Return each line of the material verbatim.

:: Supplied data ::

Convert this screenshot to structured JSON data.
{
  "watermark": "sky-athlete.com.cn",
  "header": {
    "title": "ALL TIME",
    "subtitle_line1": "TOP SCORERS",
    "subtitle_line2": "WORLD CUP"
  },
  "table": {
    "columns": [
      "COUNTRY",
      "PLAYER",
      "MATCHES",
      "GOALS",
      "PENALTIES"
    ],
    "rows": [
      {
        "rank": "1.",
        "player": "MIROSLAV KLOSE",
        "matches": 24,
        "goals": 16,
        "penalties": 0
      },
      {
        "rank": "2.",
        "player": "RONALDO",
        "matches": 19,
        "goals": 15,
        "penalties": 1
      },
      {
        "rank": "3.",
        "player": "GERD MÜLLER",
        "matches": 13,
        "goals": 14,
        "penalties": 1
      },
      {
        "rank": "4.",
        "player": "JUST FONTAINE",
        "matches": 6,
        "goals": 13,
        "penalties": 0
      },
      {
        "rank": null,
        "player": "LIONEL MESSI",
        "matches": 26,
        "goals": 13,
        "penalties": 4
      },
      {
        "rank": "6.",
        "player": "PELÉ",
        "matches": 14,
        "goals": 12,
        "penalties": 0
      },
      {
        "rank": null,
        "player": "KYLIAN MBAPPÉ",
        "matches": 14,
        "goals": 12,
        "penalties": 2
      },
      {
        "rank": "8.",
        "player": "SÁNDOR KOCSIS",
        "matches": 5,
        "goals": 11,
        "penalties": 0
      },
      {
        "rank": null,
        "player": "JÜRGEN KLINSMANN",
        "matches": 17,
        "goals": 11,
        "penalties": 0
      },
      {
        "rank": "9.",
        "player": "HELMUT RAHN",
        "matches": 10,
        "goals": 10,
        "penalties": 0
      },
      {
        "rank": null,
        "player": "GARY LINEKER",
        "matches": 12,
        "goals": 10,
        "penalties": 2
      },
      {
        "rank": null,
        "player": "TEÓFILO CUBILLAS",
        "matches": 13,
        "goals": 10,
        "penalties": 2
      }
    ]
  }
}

:::

Answer below »
Convert this screenshot to structured JSON data.
{
  "watermark": "sky-athlete.com.cn",
  "header": {
    "title": "ALL TIME",
    "subtitle_line1": "TOP SCORERS",
    "subtitle_line2": "WORLD CUP"
  },
  "table": {
    "columns": [
      "COUNTRY",
      "PLAYER",
      "MATCHES",
      "GOALS",
      "PENALTIES"
    ],
    "rows": [
      {
        "rank": "1.",
        "player": "MIROSLAV KLOSE",
        "matches": 24,
        "goals": 16,
        "penalties": 0
      },
      {
        "rank": "2.",
        "player": "RONALDO",
        "matches": 19,
        "goals": 15,
        "penalties": 1
      },
      {
        "rank": "3.",
        "player": "GERD MÜLLER",
        "matches": 13,
        "goals": 14,
        "penalties": 1
      },
      {
        "rank": "4.",
        "player": "JUST FONTAINE",
        "matches": 6,
        "goals": 13,
        "penalties": 0
      },
      {
        "rank": null,
        "player": "LIONEL MESSI",
        "matches": 26,
        "goals": 13,
        "penalties": 4
      },
      {
        "rank": "6.",
        "player": "PELÉ",
        "matches": 14,
        "goals": 12,
        "penalties": 0
      },
      {
        "rank": null,
        "player": "KYLIAN MBAPPÉ",
        "matches": 14,
        "goals": 12,
        "penalties": 2
      },
      {
        "rank": "8.",
        "player": "SÁNDOR KOCSIS",
        "matches": 5,
        "goals": 11,
        "penalties": 0
      },
      {
        "rank": null,
        "player": "JÜRGEN KLINSMANN",
        "matches": 17,
        "goals": 11,
        "penalties": 0
      },
      {
        "rank": "9.",
        "player": "HELMUT RAHN",
        "matches": 10,
        "goals": 10,
        "penalties": 0
      },
      {
        "rank": null,
        "player": "GARY LINEKER",
        "matches": 12,
        "goals": 10,
        "penalties": 2
      },
      {
        "rank": null,
        "player": "TEÓFILO CUBILLAS",
        "matches": 13,
        "goals": 10,
        "penalties": 2
      }
    ]
  }
}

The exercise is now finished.